Instructions to follow.
Return each line of the listing that contains the string "Increase".

Chart and figure data:
— begin —

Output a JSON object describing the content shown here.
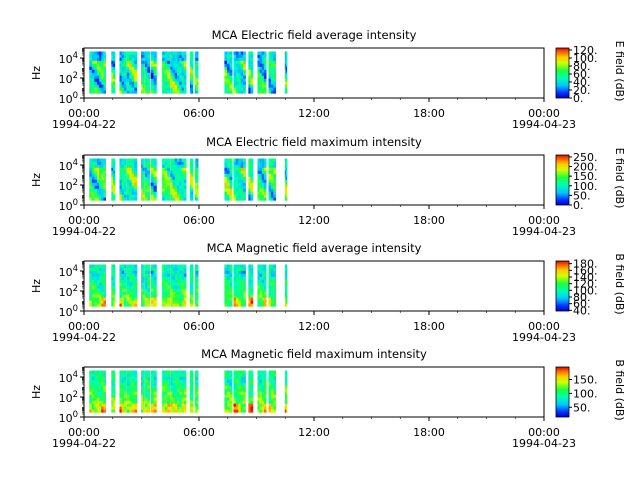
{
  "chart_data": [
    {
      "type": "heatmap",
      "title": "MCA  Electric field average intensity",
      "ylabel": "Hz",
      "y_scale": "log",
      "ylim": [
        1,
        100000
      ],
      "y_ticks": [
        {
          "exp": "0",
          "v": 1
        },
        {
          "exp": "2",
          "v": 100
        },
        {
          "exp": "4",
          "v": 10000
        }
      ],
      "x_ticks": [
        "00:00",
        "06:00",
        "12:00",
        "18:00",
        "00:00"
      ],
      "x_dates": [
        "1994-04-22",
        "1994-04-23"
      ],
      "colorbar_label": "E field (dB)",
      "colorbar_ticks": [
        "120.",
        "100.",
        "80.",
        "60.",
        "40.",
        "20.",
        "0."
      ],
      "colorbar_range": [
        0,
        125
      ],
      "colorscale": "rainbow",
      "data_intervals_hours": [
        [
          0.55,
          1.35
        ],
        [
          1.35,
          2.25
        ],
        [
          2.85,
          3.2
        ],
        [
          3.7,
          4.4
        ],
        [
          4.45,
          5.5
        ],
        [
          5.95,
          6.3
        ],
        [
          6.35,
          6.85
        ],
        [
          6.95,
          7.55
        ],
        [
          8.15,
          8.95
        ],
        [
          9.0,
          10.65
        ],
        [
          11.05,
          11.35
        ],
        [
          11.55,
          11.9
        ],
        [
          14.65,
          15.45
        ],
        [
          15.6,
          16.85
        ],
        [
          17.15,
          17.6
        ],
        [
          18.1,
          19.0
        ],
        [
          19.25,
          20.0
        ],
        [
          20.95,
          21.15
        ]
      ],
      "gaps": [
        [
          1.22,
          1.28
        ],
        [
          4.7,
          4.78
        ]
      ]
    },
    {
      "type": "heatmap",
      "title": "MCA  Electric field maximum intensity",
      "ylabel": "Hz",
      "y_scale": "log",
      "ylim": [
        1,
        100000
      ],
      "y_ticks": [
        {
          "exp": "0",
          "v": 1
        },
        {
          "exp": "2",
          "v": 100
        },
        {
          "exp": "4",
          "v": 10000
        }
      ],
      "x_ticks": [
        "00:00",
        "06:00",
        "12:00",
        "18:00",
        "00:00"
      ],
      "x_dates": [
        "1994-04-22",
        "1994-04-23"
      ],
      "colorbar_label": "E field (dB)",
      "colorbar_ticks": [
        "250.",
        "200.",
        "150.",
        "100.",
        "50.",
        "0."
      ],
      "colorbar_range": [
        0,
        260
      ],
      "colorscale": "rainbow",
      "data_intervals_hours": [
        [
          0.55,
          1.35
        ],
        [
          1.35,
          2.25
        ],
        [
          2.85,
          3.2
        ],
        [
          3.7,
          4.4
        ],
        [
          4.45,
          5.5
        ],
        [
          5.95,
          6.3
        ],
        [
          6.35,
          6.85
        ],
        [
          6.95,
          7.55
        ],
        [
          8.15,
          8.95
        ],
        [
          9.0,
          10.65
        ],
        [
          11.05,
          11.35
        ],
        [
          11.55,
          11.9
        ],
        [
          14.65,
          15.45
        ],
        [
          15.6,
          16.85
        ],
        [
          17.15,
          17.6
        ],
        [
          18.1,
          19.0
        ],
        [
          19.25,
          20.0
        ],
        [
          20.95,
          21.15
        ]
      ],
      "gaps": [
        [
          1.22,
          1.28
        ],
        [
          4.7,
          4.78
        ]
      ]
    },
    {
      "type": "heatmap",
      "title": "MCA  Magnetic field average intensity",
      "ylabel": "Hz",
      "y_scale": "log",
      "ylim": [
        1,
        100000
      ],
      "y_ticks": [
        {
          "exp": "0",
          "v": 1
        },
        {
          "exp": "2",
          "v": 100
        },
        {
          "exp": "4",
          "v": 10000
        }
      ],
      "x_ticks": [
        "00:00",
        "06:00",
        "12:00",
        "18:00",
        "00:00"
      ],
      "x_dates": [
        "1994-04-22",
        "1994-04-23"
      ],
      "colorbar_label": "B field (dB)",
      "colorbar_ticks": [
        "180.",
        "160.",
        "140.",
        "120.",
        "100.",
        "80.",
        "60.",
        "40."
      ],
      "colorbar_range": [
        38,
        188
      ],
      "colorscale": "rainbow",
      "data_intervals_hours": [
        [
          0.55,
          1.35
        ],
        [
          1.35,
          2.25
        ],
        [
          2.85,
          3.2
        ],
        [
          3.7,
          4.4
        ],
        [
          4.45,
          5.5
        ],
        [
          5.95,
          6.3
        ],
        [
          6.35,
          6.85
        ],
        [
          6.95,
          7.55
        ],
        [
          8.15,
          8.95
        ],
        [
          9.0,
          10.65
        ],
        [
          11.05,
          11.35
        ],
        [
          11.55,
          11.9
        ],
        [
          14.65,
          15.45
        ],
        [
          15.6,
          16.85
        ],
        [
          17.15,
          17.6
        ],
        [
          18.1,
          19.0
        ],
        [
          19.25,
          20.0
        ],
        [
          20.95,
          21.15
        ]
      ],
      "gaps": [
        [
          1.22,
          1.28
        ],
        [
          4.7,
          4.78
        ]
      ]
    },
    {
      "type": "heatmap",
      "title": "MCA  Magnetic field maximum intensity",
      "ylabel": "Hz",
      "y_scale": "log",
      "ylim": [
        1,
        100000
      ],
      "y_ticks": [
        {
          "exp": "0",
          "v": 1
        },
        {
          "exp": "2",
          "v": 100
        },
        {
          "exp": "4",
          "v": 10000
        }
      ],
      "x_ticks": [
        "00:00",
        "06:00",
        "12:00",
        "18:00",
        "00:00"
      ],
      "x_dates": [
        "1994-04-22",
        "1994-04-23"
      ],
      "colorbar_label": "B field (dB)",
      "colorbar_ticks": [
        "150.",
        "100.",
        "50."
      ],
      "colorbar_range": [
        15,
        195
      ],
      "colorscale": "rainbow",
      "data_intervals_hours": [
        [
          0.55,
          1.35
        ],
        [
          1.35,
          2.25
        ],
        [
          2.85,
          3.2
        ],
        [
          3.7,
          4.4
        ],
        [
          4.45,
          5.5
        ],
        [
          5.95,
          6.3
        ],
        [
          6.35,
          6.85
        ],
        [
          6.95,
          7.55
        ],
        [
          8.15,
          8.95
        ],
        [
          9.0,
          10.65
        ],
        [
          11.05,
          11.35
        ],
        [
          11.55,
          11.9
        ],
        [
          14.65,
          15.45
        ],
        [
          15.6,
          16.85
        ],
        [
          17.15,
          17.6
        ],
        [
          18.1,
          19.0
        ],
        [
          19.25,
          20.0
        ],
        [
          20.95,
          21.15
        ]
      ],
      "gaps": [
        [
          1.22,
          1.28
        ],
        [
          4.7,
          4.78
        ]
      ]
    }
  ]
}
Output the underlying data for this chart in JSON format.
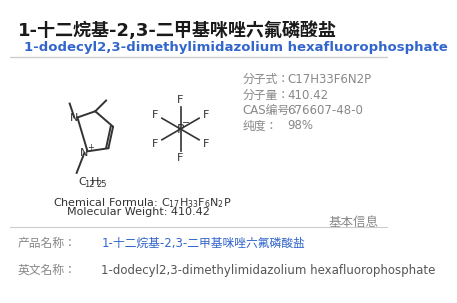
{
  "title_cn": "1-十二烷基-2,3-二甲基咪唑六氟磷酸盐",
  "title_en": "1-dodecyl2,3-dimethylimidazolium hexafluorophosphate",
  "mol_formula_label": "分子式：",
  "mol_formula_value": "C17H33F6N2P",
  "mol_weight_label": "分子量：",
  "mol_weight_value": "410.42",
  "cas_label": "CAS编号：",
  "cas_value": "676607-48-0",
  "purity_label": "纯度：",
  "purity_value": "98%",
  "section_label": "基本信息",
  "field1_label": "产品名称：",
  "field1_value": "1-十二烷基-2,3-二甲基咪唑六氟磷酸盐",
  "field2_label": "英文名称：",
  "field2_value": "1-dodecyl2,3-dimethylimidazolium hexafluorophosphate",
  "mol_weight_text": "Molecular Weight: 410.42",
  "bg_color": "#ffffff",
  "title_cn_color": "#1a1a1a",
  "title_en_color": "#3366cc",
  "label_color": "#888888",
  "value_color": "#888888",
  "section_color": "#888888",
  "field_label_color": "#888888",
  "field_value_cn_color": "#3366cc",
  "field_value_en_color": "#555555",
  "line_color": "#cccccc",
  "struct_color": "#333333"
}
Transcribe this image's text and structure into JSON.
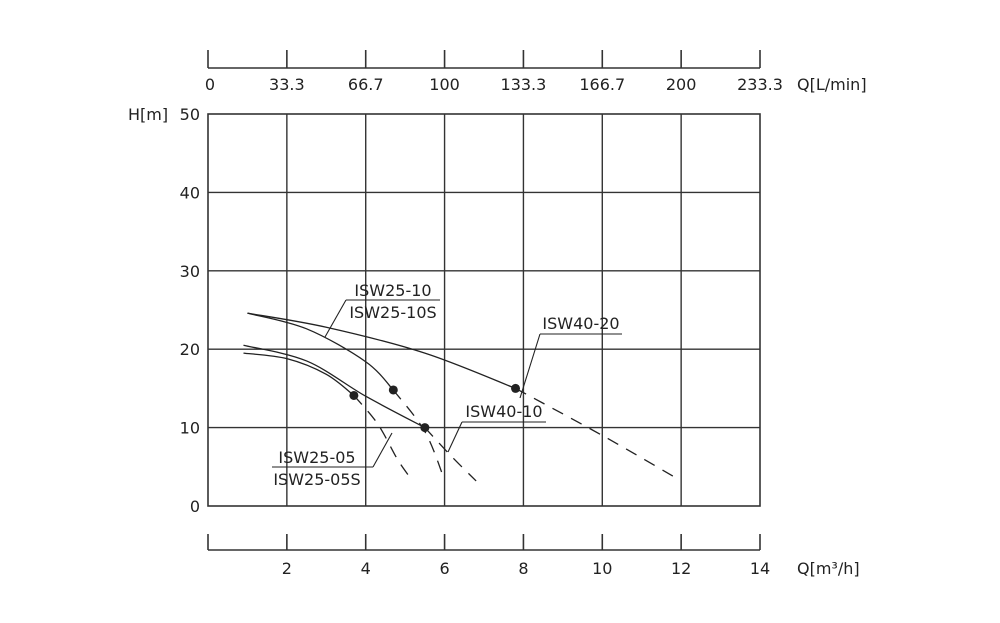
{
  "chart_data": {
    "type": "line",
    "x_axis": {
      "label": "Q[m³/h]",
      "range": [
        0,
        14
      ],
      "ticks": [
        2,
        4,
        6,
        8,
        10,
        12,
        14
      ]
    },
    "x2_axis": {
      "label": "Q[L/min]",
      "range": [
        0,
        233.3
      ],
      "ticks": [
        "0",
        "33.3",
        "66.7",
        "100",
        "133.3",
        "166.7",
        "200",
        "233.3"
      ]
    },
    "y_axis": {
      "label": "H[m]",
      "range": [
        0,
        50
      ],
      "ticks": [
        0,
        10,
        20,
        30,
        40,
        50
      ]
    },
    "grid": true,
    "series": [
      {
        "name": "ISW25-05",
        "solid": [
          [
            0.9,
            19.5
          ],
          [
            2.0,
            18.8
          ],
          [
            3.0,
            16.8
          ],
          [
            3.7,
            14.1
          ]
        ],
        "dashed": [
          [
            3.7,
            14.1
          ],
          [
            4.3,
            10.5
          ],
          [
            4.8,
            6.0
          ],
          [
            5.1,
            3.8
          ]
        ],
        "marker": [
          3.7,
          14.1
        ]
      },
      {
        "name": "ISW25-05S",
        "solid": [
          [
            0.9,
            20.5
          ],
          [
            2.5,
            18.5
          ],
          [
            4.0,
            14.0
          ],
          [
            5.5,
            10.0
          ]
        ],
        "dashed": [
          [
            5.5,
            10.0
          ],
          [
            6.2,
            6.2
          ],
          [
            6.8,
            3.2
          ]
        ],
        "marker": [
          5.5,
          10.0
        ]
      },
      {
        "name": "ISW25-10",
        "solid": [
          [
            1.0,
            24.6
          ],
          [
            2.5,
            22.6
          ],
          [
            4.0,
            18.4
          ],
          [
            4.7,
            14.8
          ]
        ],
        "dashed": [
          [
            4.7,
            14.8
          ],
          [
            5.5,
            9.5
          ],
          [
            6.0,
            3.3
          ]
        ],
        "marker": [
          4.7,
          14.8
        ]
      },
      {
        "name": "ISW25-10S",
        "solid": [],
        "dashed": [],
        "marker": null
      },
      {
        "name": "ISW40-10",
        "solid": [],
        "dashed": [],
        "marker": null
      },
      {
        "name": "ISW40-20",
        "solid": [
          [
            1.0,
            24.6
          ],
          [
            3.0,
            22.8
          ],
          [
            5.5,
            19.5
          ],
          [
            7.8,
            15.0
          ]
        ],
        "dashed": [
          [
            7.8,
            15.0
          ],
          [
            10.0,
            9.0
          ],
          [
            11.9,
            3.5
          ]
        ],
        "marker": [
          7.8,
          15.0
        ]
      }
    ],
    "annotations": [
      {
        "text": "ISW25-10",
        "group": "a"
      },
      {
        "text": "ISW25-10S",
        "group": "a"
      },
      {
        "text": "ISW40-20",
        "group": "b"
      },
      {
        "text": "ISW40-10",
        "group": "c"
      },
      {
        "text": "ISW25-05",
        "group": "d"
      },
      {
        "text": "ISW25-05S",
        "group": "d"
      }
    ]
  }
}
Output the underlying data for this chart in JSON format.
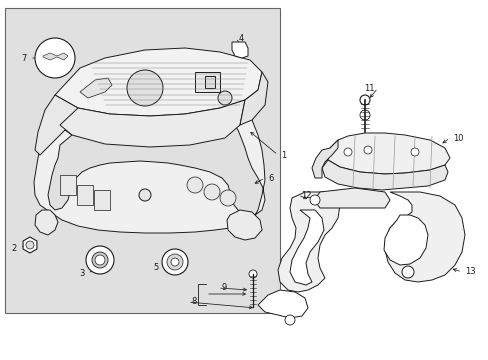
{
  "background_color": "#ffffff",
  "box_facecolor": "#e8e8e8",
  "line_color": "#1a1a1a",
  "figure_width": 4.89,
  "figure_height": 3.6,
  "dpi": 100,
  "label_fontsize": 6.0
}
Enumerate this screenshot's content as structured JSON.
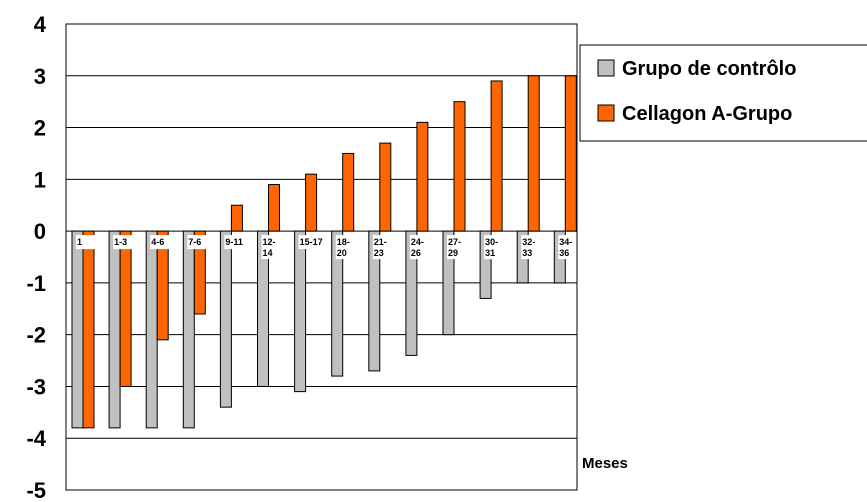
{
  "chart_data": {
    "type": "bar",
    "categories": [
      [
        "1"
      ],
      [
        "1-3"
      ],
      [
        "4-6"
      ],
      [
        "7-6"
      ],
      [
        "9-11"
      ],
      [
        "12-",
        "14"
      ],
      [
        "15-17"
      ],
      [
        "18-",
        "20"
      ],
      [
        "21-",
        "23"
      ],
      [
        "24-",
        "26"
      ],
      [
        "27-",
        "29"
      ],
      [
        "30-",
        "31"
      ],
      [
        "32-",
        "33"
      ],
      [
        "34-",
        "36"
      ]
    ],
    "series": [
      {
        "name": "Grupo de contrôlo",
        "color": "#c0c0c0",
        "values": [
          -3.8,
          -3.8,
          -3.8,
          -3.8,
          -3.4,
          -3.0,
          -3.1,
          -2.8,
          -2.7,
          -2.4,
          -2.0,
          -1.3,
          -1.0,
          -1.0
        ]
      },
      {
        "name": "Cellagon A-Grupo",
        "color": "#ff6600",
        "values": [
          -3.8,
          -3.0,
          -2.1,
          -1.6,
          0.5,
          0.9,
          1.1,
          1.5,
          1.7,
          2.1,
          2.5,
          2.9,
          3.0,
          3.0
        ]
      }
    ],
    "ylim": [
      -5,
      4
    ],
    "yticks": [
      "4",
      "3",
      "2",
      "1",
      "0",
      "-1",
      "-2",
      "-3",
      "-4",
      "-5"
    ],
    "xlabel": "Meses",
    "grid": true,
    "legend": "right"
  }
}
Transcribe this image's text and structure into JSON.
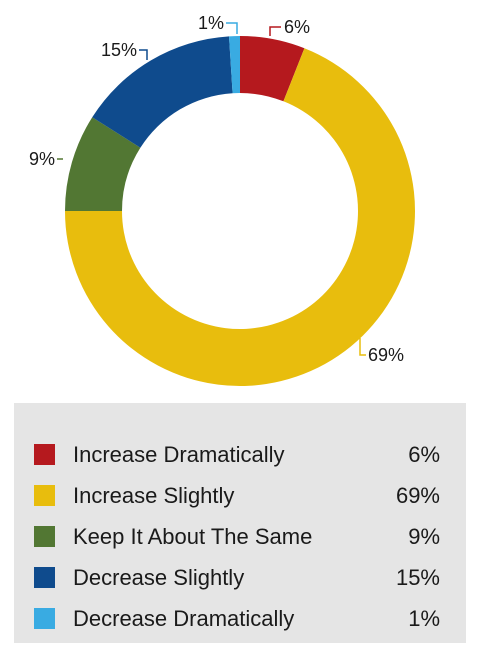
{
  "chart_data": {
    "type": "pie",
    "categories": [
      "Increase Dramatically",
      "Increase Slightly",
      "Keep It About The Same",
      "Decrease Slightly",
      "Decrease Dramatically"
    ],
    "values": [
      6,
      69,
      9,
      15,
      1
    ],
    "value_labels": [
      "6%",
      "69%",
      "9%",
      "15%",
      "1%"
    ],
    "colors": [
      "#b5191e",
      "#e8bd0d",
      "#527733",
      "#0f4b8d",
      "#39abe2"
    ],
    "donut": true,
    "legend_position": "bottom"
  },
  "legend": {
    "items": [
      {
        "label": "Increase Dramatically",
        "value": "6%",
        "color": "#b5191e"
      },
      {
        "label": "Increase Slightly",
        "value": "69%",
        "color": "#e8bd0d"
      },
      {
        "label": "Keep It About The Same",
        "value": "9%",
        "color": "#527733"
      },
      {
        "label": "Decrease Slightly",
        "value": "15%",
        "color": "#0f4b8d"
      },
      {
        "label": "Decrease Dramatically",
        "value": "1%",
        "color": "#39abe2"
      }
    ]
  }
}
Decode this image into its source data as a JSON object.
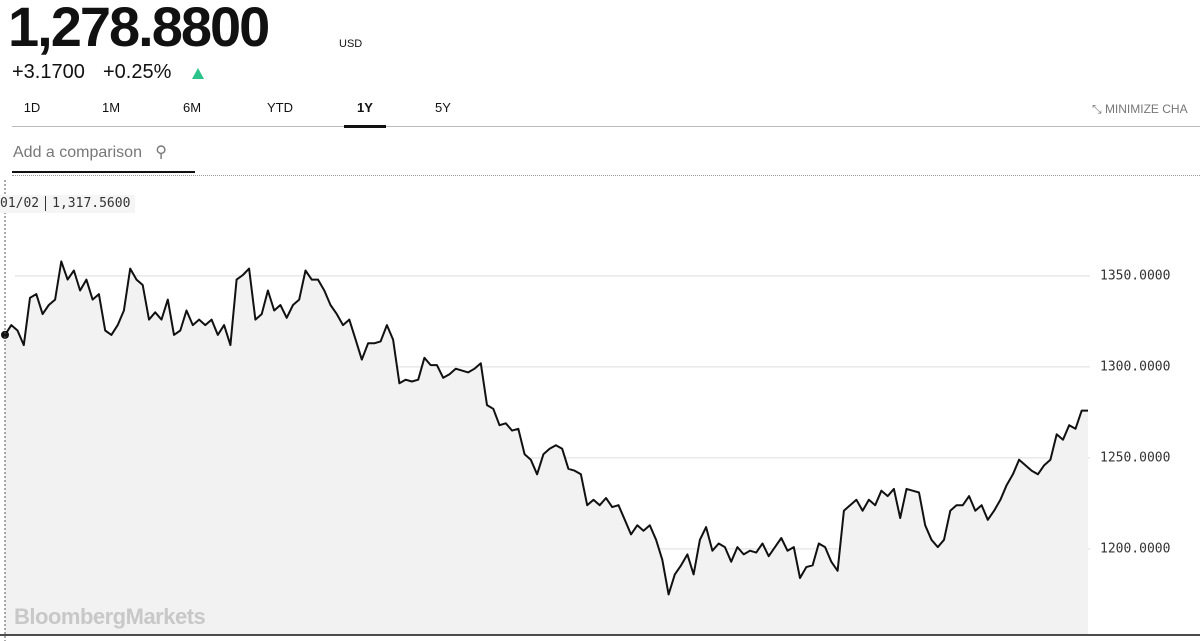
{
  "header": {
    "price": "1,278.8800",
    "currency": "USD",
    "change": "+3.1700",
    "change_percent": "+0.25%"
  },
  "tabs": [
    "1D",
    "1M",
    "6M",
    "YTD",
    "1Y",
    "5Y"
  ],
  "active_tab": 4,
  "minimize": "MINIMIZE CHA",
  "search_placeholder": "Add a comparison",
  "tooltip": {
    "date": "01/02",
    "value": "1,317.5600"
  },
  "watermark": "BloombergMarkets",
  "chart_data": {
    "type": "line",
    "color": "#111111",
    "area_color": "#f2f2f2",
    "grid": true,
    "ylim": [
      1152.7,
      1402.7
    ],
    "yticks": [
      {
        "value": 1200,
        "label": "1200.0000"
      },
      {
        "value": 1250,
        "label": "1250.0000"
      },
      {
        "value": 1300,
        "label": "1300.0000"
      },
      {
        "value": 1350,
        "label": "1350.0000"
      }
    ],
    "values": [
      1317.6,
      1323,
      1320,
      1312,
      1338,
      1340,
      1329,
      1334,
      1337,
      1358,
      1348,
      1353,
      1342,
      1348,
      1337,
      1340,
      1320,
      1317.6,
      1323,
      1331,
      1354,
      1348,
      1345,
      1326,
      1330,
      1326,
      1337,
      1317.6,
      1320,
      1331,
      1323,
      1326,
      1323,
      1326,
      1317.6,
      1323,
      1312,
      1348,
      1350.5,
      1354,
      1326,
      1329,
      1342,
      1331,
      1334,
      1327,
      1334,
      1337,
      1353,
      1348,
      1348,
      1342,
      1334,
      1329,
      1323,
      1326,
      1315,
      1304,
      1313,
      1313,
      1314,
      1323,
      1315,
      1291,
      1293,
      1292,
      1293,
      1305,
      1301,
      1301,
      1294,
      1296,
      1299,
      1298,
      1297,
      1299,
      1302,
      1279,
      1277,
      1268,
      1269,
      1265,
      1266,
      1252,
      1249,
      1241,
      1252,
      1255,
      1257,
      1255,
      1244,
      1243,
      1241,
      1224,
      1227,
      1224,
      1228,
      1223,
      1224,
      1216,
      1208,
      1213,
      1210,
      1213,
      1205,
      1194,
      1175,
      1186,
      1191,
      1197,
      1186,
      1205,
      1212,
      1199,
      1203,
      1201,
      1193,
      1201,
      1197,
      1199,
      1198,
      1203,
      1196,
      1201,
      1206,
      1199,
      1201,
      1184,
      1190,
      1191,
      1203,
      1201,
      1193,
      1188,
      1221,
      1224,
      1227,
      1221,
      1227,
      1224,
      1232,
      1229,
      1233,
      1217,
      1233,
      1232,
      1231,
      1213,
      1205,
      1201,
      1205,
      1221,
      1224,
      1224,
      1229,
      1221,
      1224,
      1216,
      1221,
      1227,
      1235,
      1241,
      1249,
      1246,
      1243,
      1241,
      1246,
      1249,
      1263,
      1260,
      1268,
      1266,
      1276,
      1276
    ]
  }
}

— end —

Written answer.
      "Increase Dramatically",
      "Increase Slightly",
        "label": "Increase Dramatically",
        "label": "Increase Slightly",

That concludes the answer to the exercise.